Write out all the data again, exactly as it stands.

##### GIVEN ENTRIES

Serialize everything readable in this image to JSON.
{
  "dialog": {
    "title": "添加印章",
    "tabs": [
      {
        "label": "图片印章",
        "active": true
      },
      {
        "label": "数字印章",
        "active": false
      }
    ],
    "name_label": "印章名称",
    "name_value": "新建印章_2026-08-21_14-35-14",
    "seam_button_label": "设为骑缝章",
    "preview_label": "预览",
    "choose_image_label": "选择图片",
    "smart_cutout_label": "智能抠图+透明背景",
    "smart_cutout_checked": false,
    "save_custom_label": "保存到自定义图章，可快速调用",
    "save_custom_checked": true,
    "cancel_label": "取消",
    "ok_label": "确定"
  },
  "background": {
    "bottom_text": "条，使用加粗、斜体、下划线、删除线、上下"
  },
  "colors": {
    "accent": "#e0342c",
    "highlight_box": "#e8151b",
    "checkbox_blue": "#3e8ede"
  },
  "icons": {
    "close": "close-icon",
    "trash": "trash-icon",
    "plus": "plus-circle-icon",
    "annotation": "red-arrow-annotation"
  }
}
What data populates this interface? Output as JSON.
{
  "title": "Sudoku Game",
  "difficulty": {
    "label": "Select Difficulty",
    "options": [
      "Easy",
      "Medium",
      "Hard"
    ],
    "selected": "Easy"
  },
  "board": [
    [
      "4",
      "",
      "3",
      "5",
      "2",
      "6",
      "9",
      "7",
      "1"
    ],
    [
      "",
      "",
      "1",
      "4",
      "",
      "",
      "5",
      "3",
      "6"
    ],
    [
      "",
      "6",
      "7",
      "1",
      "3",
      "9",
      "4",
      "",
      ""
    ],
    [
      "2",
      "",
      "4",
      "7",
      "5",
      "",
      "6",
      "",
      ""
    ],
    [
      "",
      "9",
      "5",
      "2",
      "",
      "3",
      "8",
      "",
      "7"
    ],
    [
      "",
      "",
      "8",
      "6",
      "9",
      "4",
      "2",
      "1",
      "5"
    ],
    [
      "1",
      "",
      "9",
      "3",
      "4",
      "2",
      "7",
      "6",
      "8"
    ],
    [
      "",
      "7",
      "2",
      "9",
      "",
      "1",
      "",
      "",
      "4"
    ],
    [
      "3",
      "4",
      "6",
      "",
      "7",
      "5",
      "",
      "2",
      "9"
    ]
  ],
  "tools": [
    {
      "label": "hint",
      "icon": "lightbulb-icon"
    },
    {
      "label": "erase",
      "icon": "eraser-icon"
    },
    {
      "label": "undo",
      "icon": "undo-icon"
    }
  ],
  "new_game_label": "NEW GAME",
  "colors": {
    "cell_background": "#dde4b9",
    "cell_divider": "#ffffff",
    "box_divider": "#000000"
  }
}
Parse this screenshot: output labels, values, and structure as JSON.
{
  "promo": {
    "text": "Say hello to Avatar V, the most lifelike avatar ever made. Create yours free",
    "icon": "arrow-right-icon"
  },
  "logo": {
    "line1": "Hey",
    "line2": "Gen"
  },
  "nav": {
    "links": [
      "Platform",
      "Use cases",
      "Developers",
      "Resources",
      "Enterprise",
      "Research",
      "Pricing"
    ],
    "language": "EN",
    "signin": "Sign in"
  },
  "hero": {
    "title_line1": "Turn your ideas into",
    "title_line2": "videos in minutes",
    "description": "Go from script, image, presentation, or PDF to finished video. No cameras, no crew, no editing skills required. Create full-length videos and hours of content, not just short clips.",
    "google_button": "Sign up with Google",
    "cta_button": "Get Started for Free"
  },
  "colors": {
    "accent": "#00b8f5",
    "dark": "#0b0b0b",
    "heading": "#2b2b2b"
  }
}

##########

COMPLETE RESPONSE »
Serialize everything readable in this image to JSON.
{
  "dialog": {
    "title": "添加印章",
    "tabs": [
      {
        "label": "图片印章",
        "active": true
      },
      {
        "label": "数字印章",
        "active": false
      }
    ],
    "name_label": "印章名称",
    "name_value": "新建印章_2026-08-21_14-35-14",
    "seam_button_label": "设为骑缝章",
    "preview_label": "预览",
    "choose_image_label": "选择图片",
    "smart_cutout_label": "智能抠图+透明背景",
    "smart_cutout_checked": false,
    "save_custom_label": "保存到自定义图章，可快速调用",
    "save_custom_checked": true,
    "cancel_label": "取消",
    "ok_label": "确定"
  },
  "background": {
    "bottom_text": "条，使用加粗、斜体、下划线、删除线、上下"
  },
  "colors": {
    "accent": "#e0342c",
    "highlight_box": "#e8151b",
    "checkbox_blue": "#3e8ede"
  },
  "icons": {
    "close": "close-icon",
    "trash": "trash-icon",
    "plus": "plus-circle-icon",
    "annotation": "red-arrow-annotation"
  }
}
What data populates this interface? Output as JSON.
{
  "title": "Sudoku Game",
  "difficulty": {
    "label": "Select Difficulty",
    "options": [
      "Easy",
      "Medium",
      "Hard"
    ],
    "selected": "Easy"
  },
  "board": [
    [
      "4",
      "",
      "3",
      "5",
      "2",
      "6",
      "9",
      "7",
      "1"
    ],
    [
      "",
      "",
      "1",
      "4",
      "",
      "",
      "5",
      "3",
      "6"
    ],
    [
      "",
      "6",
      "7",
      "1",
      "3",
      "9",
      "4",
      "",
      ""
    ],
    [
      "2",
      "",
      "4",
      "7",
      "5",
      "",
      "6",
      "",
      ""
    ],
    [
      "",
      "9",
      "5",
      "2",
      "",
      "3",
      "8",
      "",
      "7"
    ],
    [
      "",
      "",
      "8",
      "6",
      "9",
      "4",
      "2",
      "1",
      "5"
    ],
    [
      "1",
      "",
      "9",
      "3",
      "4",
      "2",
      "7",
      "6",
      "8"
    ],
    [
      "",
      "7",
      "2",
      "9",
      "",
      "1",
      "",
      "",
      "4"
    ],
    [
      "3",
      "4",
      "6",
      "",
      "7",
      "5",
      "",
      "2",
      "9"
    ]
  ],
  "tools": [
    {
      "label": "hint",
      "icon": "lightbulb-icon"
    },
    {
      "label": "erase",
      "icon": "eraser-icon"
    },
    {
      "label": "undo",
      "icon": "undo-icon"
    }
  ],
  "new_game_label": "NEW GAME",
  "colors": {
    "cell_background": "#dde4b9",
    "cell_divider": "#ffffff",
    "box_divider": "#000000"
  }
}
Parse this screenshot: output labels, values, and structure as JSON.
{
  "promo": {
    "text": "Say hello to Avatar V, the most lifelike avatar ever made. Create yours free",
    "icon": "arrow-right-icon"
  },
  "logo": {
    "line1": "Hey",
    "line2": "Gen"
  },
  "nav": {
    "links": [
      "Platform",
      "Use cases",
      "Developers",
      "Resources",
      "Enterprise",
      "Research",
      "Pricing"
    ],
    "language": "EN",
    "signin": "Sign in"
  },
  "hero": {
    "title_line1": "Turn your ideas into",
    "title_line2": "videos in minutes",
    "description": "Go from script, image, presentation, or PDF to finished video. No cameras, no crew, no editing skills required. Create full-length videos and hours of content, not just short clips.",
    "google_button": "Sign up with Google",
    "cta_button": "Get Started for Free"
  },
  "colors": {
    "accent": "#00b8f5",
    "dark": "#0b0b0b",
    "heading": "#2b2b2b"
  }
}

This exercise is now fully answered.